**Extract to read**:

- - - - - - -

InfoWorld's petition asking Microsoft not to discontinue Windows XP after June 30 has garnered more than 65,000 signatures since Jan. 14. And with those signatures have come thousands of reader comments that reveal why many IT organizations are up in arms about the June 30 deadline to retire XP.
[ SignInfoWorld's Save XP petition to ask Microsoft to keep XP available after June 30. ]
Three reasons dominate the resistance to Vista: performance, compatibility, and cost. All of them can be overcome with investments in hardware, software, training, and support. The question is whether the upgrade will help businesses increase sales, perform better, or serve customers more effectively -- especially when other IT initiatives with more ROI potential, from greening the datacenter to more effective partner integration, may fall back in the queue as a result. A recent Gartner study confirms that such direct business benefit is now driving IT budgets, not new technology for its own sake.
Lots of pain, little gain
John Alber, CTO at Bryan Cave, a large, tech-savvy law firm in Los Angeles, was willing to go on the record when he expressed misgivings about moving to Vista over the same trio of issues. Many other IT professionals were not, due to fears about damaging their company's relationship with Microsoft. Off the record, one technology vendor told InfoWorld that it has indefinitely postponed its conversion to Windows Vista after several months of testing because the demonstrable benefit was elusive. Similarly, the IT staff at a large California school district has no plans to convert to Vista; its technology director said that Vista takes twice the hardware resources.
In some cases, the changes that Vista brings reduce productivity or increase costs just to maintain existing capabilities. That's why John Hawkins, CEO of Adviser Media, ended up removing Vista from a new laptop and then from his company, which maintains several how-to sites aimed at baby boomers. "Whatever I tried to do, the new computer fought me -- and usually, it won. By 'do,' I mean basic stuff: save a file, connect to my office network and the Internet, turn on, turn off, copy some files. It's my computer -- shouldn't I be allowed to do these things? Nope, not without lots of effort, wasted time, and sometimes, complete failure," he wrote in his blog.
Basic incompatibilities also drive him to go back to XP, Hawkins told InfoWorld: "My 'favorite' is that Vista doesn't work with many Wi-Fi access points (the main reason our users demanded a return to XP) -- and Microsoft's fix is to tell users to replace them!" Scott Pam shared this frustration: "There are lots of incompatibilities on drivers," noted the independent IT consultant in Palm Desert, Calif.

- - - - - - -

**Task instructions**:
Answer these questions from the article on Windows XP and Vista.
(a) How many signatures has InfoWorld's petition gathered since Jan. 14?
(b) What three reasons dominate the resistance to Vista?
(c) According to the technology director of the California school district, how much hardware resources does Vista take?

**Source data**:

- - - - - - -

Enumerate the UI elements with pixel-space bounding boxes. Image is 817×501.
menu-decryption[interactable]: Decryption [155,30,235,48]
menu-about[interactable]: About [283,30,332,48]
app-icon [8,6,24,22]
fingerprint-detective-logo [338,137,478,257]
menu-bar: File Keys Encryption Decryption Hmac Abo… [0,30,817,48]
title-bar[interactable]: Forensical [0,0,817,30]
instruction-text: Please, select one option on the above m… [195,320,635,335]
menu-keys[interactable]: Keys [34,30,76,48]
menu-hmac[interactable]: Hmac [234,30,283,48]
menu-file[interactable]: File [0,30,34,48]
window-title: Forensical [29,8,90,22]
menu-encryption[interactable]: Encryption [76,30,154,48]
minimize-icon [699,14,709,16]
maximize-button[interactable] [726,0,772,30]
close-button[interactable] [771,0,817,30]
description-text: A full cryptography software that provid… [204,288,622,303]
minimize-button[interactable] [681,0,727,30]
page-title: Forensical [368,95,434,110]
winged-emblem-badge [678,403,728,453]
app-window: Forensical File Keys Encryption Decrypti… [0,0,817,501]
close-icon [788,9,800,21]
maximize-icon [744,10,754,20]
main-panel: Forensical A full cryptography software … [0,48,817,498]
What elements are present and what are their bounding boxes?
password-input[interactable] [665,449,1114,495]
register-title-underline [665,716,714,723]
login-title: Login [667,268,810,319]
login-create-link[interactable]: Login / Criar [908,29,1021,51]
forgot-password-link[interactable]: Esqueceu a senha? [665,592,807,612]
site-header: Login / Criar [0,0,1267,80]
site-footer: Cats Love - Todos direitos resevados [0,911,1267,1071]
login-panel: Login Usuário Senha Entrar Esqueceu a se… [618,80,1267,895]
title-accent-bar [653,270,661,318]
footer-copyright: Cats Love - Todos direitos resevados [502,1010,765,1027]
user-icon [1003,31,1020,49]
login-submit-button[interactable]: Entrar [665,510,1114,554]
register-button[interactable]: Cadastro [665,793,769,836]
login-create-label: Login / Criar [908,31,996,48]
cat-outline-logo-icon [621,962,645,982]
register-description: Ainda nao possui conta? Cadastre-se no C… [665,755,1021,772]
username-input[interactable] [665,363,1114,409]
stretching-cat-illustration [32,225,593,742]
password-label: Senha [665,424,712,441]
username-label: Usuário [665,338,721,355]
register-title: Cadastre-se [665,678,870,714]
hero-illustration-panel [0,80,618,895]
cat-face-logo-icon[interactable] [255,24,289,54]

- - - - - - -

**Written solution**:
(a) More than 65,000.
(b) Performance, compatibility, and cost.
(c) Twice the hardware resources.